• _WHAT YOU ARE ASKED TO DO_: For the entries below, how many lines include the word "Отмена"? Give the figure and nothing more.

• _SUPPLIED DATA_:
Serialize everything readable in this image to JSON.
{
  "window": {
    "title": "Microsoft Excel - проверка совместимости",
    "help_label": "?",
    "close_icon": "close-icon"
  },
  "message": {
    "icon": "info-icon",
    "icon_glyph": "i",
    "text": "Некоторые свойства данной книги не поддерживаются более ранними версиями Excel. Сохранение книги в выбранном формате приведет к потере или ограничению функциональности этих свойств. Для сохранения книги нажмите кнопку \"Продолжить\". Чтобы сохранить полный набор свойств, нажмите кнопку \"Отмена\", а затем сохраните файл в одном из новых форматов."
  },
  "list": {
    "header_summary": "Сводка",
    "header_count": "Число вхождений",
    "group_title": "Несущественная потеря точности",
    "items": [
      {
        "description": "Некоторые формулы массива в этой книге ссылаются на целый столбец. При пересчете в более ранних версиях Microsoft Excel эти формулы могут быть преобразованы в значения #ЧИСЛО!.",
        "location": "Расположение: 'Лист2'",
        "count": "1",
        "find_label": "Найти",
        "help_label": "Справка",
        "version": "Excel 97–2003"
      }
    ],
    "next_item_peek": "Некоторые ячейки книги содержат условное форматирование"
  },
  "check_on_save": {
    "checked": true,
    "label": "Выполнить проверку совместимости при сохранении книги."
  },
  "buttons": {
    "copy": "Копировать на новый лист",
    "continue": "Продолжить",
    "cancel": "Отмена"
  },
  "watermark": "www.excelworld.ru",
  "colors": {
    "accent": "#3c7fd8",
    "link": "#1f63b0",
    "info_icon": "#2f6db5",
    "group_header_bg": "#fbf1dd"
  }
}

• _REPLY TO THE TASK_: 2